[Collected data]
--------------------------------
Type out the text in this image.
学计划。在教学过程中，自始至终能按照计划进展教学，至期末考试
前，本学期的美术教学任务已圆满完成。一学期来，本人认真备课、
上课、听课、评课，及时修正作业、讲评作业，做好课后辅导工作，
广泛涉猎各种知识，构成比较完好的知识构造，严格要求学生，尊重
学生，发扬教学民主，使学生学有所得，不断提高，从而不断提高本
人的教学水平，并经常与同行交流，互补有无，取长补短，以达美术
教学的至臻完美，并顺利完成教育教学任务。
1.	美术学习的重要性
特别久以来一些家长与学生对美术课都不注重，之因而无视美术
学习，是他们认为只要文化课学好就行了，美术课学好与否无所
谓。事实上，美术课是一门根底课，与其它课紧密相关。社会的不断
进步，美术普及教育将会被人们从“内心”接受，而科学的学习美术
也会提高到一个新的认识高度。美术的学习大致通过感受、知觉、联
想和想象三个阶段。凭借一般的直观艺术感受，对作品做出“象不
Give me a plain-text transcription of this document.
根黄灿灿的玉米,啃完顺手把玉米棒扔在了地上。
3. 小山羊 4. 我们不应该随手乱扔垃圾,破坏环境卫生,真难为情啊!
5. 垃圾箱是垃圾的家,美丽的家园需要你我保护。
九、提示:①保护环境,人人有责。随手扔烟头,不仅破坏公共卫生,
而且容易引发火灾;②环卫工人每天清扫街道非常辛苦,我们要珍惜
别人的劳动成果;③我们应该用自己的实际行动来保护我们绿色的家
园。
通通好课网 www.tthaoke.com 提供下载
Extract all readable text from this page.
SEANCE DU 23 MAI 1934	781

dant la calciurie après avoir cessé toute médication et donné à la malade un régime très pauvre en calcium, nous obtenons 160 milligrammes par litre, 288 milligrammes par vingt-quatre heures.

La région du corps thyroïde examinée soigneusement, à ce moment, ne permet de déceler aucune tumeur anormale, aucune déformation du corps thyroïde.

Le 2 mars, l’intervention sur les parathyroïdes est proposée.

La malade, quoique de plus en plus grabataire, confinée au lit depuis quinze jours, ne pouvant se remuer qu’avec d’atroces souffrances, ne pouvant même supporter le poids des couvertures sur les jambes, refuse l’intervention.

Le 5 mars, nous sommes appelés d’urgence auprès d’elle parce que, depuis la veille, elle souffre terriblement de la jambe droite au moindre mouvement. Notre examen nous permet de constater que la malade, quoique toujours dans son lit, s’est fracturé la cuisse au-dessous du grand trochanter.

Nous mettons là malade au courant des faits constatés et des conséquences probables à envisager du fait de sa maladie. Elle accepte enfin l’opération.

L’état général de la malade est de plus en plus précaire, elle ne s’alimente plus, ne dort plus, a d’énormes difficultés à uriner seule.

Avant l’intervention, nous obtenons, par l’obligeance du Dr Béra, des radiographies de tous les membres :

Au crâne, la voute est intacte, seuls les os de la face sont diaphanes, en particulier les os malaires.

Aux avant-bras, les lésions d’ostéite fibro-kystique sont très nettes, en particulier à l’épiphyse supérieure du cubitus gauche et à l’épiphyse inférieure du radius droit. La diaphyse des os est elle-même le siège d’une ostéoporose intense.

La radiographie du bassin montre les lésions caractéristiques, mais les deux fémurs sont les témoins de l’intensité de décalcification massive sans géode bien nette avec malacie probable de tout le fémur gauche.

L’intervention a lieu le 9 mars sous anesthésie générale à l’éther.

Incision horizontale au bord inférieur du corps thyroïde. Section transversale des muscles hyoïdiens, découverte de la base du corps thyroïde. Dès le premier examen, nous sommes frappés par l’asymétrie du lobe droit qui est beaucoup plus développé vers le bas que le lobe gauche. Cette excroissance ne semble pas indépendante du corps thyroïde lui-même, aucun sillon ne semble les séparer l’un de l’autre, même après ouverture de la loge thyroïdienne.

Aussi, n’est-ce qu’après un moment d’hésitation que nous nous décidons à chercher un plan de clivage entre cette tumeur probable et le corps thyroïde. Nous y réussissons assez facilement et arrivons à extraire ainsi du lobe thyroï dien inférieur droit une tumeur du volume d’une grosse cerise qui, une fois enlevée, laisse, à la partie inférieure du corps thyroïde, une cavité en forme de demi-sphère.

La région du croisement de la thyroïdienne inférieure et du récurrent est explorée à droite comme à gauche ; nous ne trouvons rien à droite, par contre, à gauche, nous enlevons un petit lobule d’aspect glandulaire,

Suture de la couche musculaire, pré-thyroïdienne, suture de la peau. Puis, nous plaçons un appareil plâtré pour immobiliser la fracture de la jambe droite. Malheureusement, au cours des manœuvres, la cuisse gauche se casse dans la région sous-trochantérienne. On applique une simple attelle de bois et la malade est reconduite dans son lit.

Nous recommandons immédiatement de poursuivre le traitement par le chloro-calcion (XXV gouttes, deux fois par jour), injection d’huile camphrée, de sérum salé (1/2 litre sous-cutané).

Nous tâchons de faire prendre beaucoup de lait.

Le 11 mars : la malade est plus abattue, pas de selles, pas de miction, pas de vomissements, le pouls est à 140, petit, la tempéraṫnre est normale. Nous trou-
--------------------------------
**PROBLEM REQUIREMENTS**
Using the data above, output each line exactly.

**TASK RESULT**
Type out the text in this image.
学计划。在教学过程中，自始至终能按照计划进展教学，至期末考试
前，本学期的美术教学任务已圆满完成。一学期来，本人认真备课、
上课、听课、评课，及时修正作业、讲评作业，做好课后辅导工作，
广泛涉猎各种知识，构成比较完好的知识构造，严格要求学生，尊重
学生，发扬教学民主，使学生学有所得，不断提高，从而不断提高本
人的教学水平，并经常与同行交流，互补有无，取长补短，以达美术
教学的至臻完美，并顺利完成教育教学任务。
1.	美术学习的重要性
特别久以来一些家长与学生对美术课都不注重，之因而无视美术
学习，是他们认为只要文化课学好就行了，美术课学好与否无所
谓。事实上，美术课是一门根底课，与其它课紧密相关。社会的不断
进步，美术普及教育将会被人们从“内心”接受，而科学的学习美术
也会提高到一个新的认识高度。美术的学习大致通过感受、知觉、联
想和想象三个阶段。凭借一般的直观艺术感受，对作品做出“象不
Give me a plain-text transcription of this document.
根黄灿灿的玉米,啃完顺手把玉米棒扔在了地上。
3. 小山羊 4. 我们不应该随手乱扔垃圾,破坏环境卫生,真难为情啊!
5. 垃圾箱是垃圾的家,美丽的家园需要你我保护。
九、提示:①保护环境,人人有责。随手扔烟头,不仅破坏公共卫生,
而且容易引发火灾;②环卫工人每天清扫街道非常辛苦,我们要珍惜
别人的劳动成果;③我们应该用自己的实际行动来保护我们绿色的家
园。
通通好课网 www.tthaoke.com 提供下载
Extract all readable text from this page.
SEANCE DU 23 MAI 1934	781

dant la calciurie après avoir cessé toute médication et donné à la malade un régime très pauvre en calcium, nous obtenons 160 milligrammes par litre, 288 milligrammes par vingt-quatre heures.

La région du corps thyroïde examinée soigneusement, à ce moment, ne permet de déceler aucune tumeur anormale, aucune déformation du corps thyroïde.

Le 2 mars, l’intervention sur les parathyroïdes est proposée.

La malade, quoique de plus en plus grabataire, confinée au lit depuis quinze jours, ne pouvant se remuer qu’avec d’atroces souffrances, ne pouvant même supporter le poids des couvertures sur les jambes, refuse l’intervention.

Le 5 mars, nous sommes appelés d’urgence auprès d’elle parce que, depuis la veille, elle souffre terriblement de la jambe droite au moindre mouvement. Notre examen nous permet de constater que la malade, quoique toujours dans son lit, s’est fracturé la cuisse au-dessous du grand trochanter.

Nous mettons là malade au courant des faits constatés et des conséquences probables à envisager du fait de sa maladie. Elle accepte enfin l’opération.

L’état général de la malade est de plus en plus précaire, elle ne s’alimente plus, ne dort plus, a d’énormes difficultés à uriner seule.

Avant l’intervention, nous obtenons, par l’obligeance du Dr Béra, des radiographies de tous les membres :

Au crâne, la voute est intacte, seuls les os de la face sont diaphanes, en particulier les os malaires.

Aux avant-bras, les lésions d’ostéite fibro-kystique sont très nettes, en particulier à l’épiphyse supérieure du cubitus gauche et à l’épiphyse inférieure du radius droit. La diaphyse des os est elle-même le siège d’une ostéoporose intense.

La radiographie du bassin montre les lésions caractéristiques, mais les deux fémurs sont les témoins de l’intensité de décalcification massive sans géode bien nette avec malacie probable de tout le fémur gauche.

L’intervention a lieu le 9 mars sous anesthésie générale à l’éther.

Incision horizontale au bord inférieur du corps thyroïde. Section transversale des muscles hyoïdiens, découverte de la base du corps thyroïde. Dès le premier examen, nous sommes frappés par l’asymétrie du lobe droit qui est beaucoup plus développé vers le bas que le lobe gauche. Cette excroissance ne semble pas indépendante du corps thyroïde lui-même, aucun sillon ne semble les séparer l’un de l’autre, même après ouverture de la loge thyroïdienne.

Aussi, n’est-ce qu’après un moment d’hésitation que nous nous décidons à chercher un plan de clivage entre cette tumeur probable et le corps thyroïde. Nous y réussissons assez facilement et arrivons à extraire ainsi du lobe thyroï dien inférieur droit une tumeur du volume d’une grosse cerise qui, une fois enlevée, laisse, à la partie inférieure du corps thyroïde, une cavité en forme de demi-sphère.

La région du croisement de la thyroïdienne inférieure et du récurrent est explorée à droite comme à gauche ; nous ne trouvons rien à droite, par contre, à gauche, nous enlevons un petit lobule d’aspect glandulaire,

Suture de la couche musculaire, pré-thyroïdienne, suture de la peau. Puis, nous plaçons un appareil plâtré pour immobiliser la fracture de la jambe droite. Malheureusement, au cours des manœuvres, la cuisse gauche se casse dans la région sous-trochantérienne. On applique une simple attelle de bois et la malade est reconduite dans son lit.

Nous recommandons immédiatement de poursuivre le traitement par le chloro-calcion (XXV gouttes, deux fois par jour), injection d’huile camphrée, de sérum salé (1/2 litre sous-cutané).

Nous tâchons de faire prendre beaucoup de lait.

Le 11 mars : la malade est plus abattue, pas de selles, pas de miction, pas de vomissements, le pouls est à 140, petit, la tempéraṫnre est normale. Nous trou-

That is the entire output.